-------- Extracted records

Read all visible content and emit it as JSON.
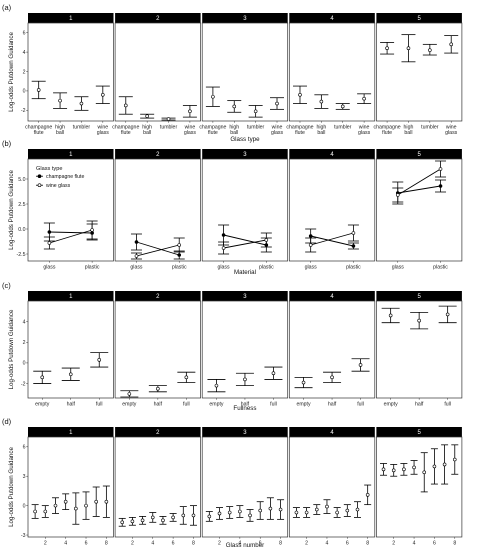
{
  "chart_data": [
    {
      "tag": "(a)",
      "type": "scatter",
      "facets": [
        "1",
        "2",
        "3",
        "4",
        "5"
      ],
      "categories": [
        "champagne flute",
        "high ball",
        "tumbler",
        "wine glass"
      ],
      "xlabel": "Glass type",
      "ylabel": "Log-odds Putdown Guidance",
      "ylim": [
        -3.1,
        7.0
      ],
      "yticks": [
        -2,
        0,
        2,
        4,
        6
      ],
      "panels": [
        {
          "values": [
            0.1,
            -1.0,
            -1.3,
            -0.4
          ],
          "lo": [
            -0.8,
            -1.8,
            -2.0,
            -1.3
          ],
          "hi": [
            1.0,
            -0.2,
            -0.6,
            0.5
          ]
        },
        {
          "values": [
            -1.5,
            -2.6,
            -2.9,
            -2.1
          ],
          "lo": [
            -2.4,
            -2.8,
            -3.0,
            -2.7
          ],
          "hi": [
            -0.6,
            -2.4,
            -2.8,
            -1.5
          ]
        },
        {
          "values": [
            -0.6,
            -1.6,
            -2.1,
            -1.3
          ],
          "lo": [
            -1.6,
            -2.2,
            -2.7,
            -1.9
          ],
          "hi": [
            0.4,
            -1.0,
            -1.5,
            -0.7
          ]
        },
        {
          "values": [
            -0.4,
            -1.1,
            -1.6,
            -0.8
          ],
          "lo": [
            -1.3,
            -1.8,
            -1.9,
            -1.3
          ],
          "hi": [
            0.5,
            -0.4,
            -1.3,
            -0.3
          ]
        },
        {
          "values": [
            4.4,
            4.4,
            4.2,
            4.8
          ],
          "lo": [
            3.8,
            3.0,
            3.7,
            3.9
          ],
          "hi": [
            5.0,
            5.8,
            4.8,
            5.7
          ]
        }
      ]
    },
    {
      "tag": "(b)",
      "type": "line",
      "facets": [
        "1",
        "2",
        "3",
        "4",
        "5"
      ],
      "categories": [
        "glass",
        "plastic"
      ],
      "xlabel": "Material",
      "ylabel": "Log-odds Putdown Guidance",
      "ylim": [
        -3.2,
        7.0
      ],
      "yticks": [
        -2.5,
        0.0,
        2.5,
        5.0
      ],
      "ytick_labels": [
        "-2.5",
        "0.0",
        "2.5",
        "5.0"
      ],
      "legend": {
        "title": "Glass type",
        "placement": "top-left"
      },
      "series": [
        {
          "name": "champagne flute",
          "marker": "filled",
          "panels": [
            {
              "values": [
                -0.3,
                -0.4
              ],
              "lo": [
                -1.2,
                -1.1
              ],
              "hi": [
                0.6,
                0.5
              ]
            },
            {
              "values": [
                -1.3,
                -2.6
              ],
              "lo": [
                -2.1,
                -3.0
              ],
              "hi": [
                -0.5,
                -2.2
              ]
            },
            {
              "values": [
                -0.6,
                -1.6
              ],
              "lo": [
                -1.6,
                -2.3
              ],
              "hi": [
                0.4,
                -0.9
              ]
            },
            {
              "values": [
                -0.7,
                -1.7
              ],
              "lo": [
                -1.4,
                -2.0
              ],
              "hi": [
                0.0,
                -1.4
              ]
            },
            {
              "values": [
                3.6,
                4.3
              ],
              "lo": [
                2.5,
                3.7
              ],
              "hi": [
                4.7,
                4.9
              ]
            }
          ]
        },
        {
          "name": "wine glass",
          "marker": "open",
          "panels": [
            {
              "values": [
                -1.4,
                -0.1
              ],
              "lo": [
                -2.0,
                -1.0
              ],
              "hi": [
                -0.8,
                0.8
              ]
            },
            {
              "values": [
                -2.7,
                -1.6
              ],
              "lo": [
                -3.0,
                -2.3
              ],
              "hi": [
                -2.4,
                -0.9
              ]
            },
            {
              "values": [
                -1.9,
                -1.1
              ],
              "lo": [
                -2.5,
                -1.8
              ],
              "hi": [
                -1.3,
                -0.4
              ]
            },
            {
              "values": [
                -1.6,
                -0.4
              ],
              "lo": [
                -2.3,
                -1.2
              ],
              "hi": [
                -0.9,
                0.4
              ]
            },
            {
              "values": [
                3.4,
                6.0
              ],
              "lo": [
                2.7,
                5.2
              ],
              "hi": [
                4.1,
                6.8
              ]
            }
          ]
        }
      ]
    },
    {
      "tag": "(c)",
      "type": "scatter",
      "facets": [
        "1",
        "2",
        "3",
        "4",
        "5"
      ],
      "categories": [
        "empty",
        "half",
        "full"
      ],
      "xlabel": "Fullness",
      "ylabel": "Log-odds Putdown Guidance",
      "ylim": [
        -3.4,
        6.0
      ],
      "yticks": [
        -2,
        0,
        2,
        4
      ],
      "panels": [
        {
          "values": [
            -1.4,
            -1.1,
            0.3
          ],
          "lo": [
            -2.0,
            -1.7,
            -0.4
          ],
          "hi": [
            -0.8,
            -0.5,
            1.0
          ]
        },
        {
          "values": [
            -3.0,
            -2.5,
            -1.4
          ],
          "lo": [
            -3.3,
            -2.8,
            -1.9
          ],
          "hi": [
            -2.7,
            -2.2,
            -0.9
          ]
        },
        {
          "values": [
            -2.2,
            -1.6,
            -1.0
          ],
          "lo": [
            -2.8,
            -2.2,
            -1.6
          ],
          "hi": [
            -1.6,
            -1.0,
            -0.4
          ]
        },
        {
          "values": [
            -1.9,
            -1.4,
            -0.2
          ],
          "lo": [
            -2.4,
            -1.9,
            -0.8
          ],
          "hi": [
            -1.4,
            -0.9,
            0.4
          ]
        },
        {
          "values": [
            4.6,
            4.1,
            4.7
          ],
          "lo": [
            3.9,
            3.3,
            3.9
          ],
          "hi": [
            5.3,
            4.9,
            5.5
          ]
        }
      ]
    },
    {
      "tag": "(d)",
      "type": "scatter",
      "facets": [
        "1",
        "2",
        "3",
        "4",
        "5"
      ],
      "x": [
        1,
        2,
        3,
        4,
        5,
        6,
        7,
        8
      ],
      "xticks": [
        2,
        4,
        6,
        8
      ],
      "xlabel": "Glass number",
      "ylabel": "Log-odds Putdown Guidance",
      "ylim": [
        -3.2,
        7.0
      ],
      "yticks": [
        -3,
        0,
        3,
        6
      ],
      "panels": [
        {
          "values": [
            -0.6,
            -0.6,
            0.0,
            0.4,
            -0.3,
            0.0,
            0.4,
            0.4
          ],
          "lo": [
            -1.3,
            -1.2,
            -0.8,
            -0.4,
            -1.9,
            -1.4,
            -1.1,
            -1.2
          ],
          "hi": [
            0.1,
            0.0,
            0.8,
            1.2,
            1.3,
            1.4,
            1.9,
            2.0
          ]
        },
        {
          "values": [
            -1.7,
            -1.6,
            -1.5,
            -1.2,
            -1.5,
            -1.2,
            -1.0,
            -1.0
          ],
          "lo": [
            -2.1,
            -2.0,
            -1.9,
            -1.7,
            -1.9,
            -1.6,
            -1.9,
            -2.0
          ],
          "hi": [
            -1.3,
            -1.2,
            -1.1,
            -0.7,
            -1.1,
            -0.8,
            -0.1,
            0.0
          ]
        },
        {
          "values": [
            -1.1,
            -0.8,
            -0.7,
            -0.6,
            -1.0,
            -0.5,
            -0.3,
            -0.4
          ],
          "lo": [
            -1.6,
            -1.4,
            -1.3,
            -1.2,
            -1.6,
            -1.4,
            -1.4,
            -1.4
          ],
          "hi": [
            -0.6,
            -0.2,
            -0.1,
            0.0,
            -0.4,
            0.4,
            0.8,
            0.6
          ]
        },
        {
          "values": [
            -0.7,
            -0.7,
            -0.4,
            -0.1,
            -0.7,
            -0.5,
            -0.4,
            1.1
          ],
          "lo": [
            -1.2,
            -1.2,
            -0.9,
            -0.8,
            -1.2,
            -1.1,
            -1.2,
            0.1
          ],
          "hi": [
            -0.2,
            -0.2,
            0.1,
            0.6,
            -0.2,
            0.1,
            0.4,
            2.1
          ]
        },
        {
          "values": [
            3.7,
            3.6,
            3.7,
            3.9,
            3.4,
            4.0,
            4.2,
            4.7
          ],
          "lo": [
            3.1,
            3.0,
            3.1,
            3.2,
            1.4,
            2.2,
            2.2,
            3.2
          ],
          "hi": [
            4.3,
            4.2,
            4.3,
            4.6,
            5.4,
            5.8,
            6.2,
            6.2
          ]
        }
      ]
    }
  ]
}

----------------

- Set task
From the entries above, copy every line containing the word "xlabel".

- The reply
      "xlabel": "Glass type",
      "xlabel": "Material",
      "xlabel": "Fullness",
      "xlabel": "Glass number",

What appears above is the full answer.